* Begin Entries supplied *

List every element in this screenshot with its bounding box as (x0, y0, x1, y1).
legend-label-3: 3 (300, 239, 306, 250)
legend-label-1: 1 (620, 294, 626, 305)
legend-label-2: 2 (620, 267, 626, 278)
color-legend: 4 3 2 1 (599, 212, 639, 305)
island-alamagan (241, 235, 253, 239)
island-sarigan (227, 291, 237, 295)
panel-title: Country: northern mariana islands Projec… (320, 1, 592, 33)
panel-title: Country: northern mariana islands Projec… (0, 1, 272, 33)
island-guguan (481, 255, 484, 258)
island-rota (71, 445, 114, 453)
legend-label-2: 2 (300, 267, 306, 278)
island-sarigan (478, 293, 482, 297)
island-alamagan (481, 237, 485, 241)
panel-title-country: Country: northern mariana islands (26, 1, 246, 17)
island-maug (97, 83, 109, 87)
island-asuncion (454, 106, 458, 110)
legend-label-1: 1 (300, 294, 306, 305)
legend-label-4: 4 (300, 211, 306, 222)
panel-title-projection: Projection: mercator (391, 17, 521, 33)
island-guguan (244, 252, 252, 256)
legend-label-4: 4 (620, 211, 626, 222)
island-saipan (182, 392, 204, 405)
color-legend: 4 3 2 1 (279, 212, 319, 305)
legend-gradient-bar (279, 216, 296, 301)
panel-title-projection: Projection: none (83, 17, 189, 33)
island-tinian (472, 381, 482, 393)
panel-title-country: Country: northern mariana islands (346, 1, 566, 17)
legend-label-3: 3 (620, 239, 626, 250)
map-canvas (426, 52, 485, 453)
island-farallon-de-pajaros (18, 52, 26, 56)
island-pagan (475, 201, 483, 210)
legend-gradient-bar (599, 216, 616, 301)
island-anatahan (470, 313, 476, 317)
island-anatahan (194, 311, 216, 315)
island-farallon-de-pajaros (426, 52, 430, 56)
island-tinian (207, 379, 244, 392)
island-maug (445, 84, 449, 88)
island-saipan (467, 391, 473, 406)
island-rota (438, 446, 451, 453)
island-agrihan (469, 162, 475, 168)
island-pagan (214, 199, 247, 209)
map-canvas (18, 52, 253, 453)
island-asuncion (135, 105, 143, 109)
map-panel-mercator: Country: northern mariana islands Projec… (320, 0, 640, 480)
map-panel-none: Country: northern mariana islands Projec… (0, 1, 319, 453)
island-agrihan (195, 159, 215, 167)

* End Entries supplied *

**Exercise**
Convert every line of the entries above into a JSON list of strings, one string per line, omitting blank lines.

**Solution to the problem**
[
  "List every element in this screenshot with its bounding box as (x0, y0, x1, y1).",
  "legend-label-3: 3 (300, 239, 306, 250)",
  "legend-label-1: 1 (620, 294, 626, 305)",
  "legend-label-2: 2 (620, 267, 626, 278)",
  "color-legend: 4 3 2 1 (599, 212, 639, 305)",
  "island-alamagan (241, 235, 253, 239)",
  "island-sarigan (227, 291, 237, 295)",
  "panel-title: Country: northern mariana islands Projec… (320, 1, 592, 33)",
  "panel-title: Country: northern mariana islands Projec… (0, 1, 272, 33)",
  "island-guguan (481, 255, 484, 258)",
  "island-rota (71, 445, 114, 453)",
  "legend-label-2: 2 (300, 267, 306, 278)",
  "island-sarigan (478, 293, 482, 297)",
  "island-alamagan (481, 237, 485, 241)",
  "panel-title-country: Country: northern mariana islands (26, 1, 246, 17)",
  "island-maug (97, 83, 109, 87)",
  "island-asuncion (454, 106, 458, 110)",
  "legend-label-1: 1 (300, 294, 306, 305)",
  "legend-label-4: 4 (300, 211, 306, 222)",
  "panel-title-projection: Projection: mercator (391, 17, 521, 33)",
  "island-guguan (244, 252, 252, 256)",
  "legend-label-4: 4 (620, 211, 626, 222)",
  "island-saipan (182, 392, 204, 405)",
  "color-legend: 4 3 2 1 (279, 212, 319, 305)",
  "legend-gradient-bar (279, 216, 296, 301)",
  "panel-title-projection: Projection: none (83, 17, 189, 33)",
  "island-tinian (472, 381, 482, 393)",
  "panel-title-country: Country: northern mariana islands (346, 1, 566, 17)",
  "legend-label-3: 3 (620, 239, 626, 250)",
  "map-canvas (426, 52, 485, 453)",
  "island-farallon-de-pajaros (18, 52, 26, 56)",
  "island-pagan (475, 201, 483, 210)",
  "legend-gradient-bar (599, 216, 616, 301)",
  "island-anatahan (470, 313, 476, 317)",
  "island-anatahan (194, 311, 216, 315)",
  "island-farallon-de-pajaros (426, 52, 430, 56)",
  "island-tinian (207, 379, 244, 392)",
  "island-maug (445, 84, 449, 88)",
  "island-saipan (467, 391, 473, 406)",
  "island-rota (438, 446, 451, 453)",
  "island-agrihan (469, 162, 475, 168)",
  "island-pagan (214, 199, 247, 209)",
  "map-canvas (18, 52, 253, 453)",
  "island-asuncion (135, 105, 143, 109)",
  "map-panel-mercator: Country: northern mariana islands Projec… (320, 0, 640, 480)",
  "map-panel-none: Country: northern mariana islands Projec… (0, 1, 319, 453)",
  "island-agrihan (195, 159, 215, 167)"
]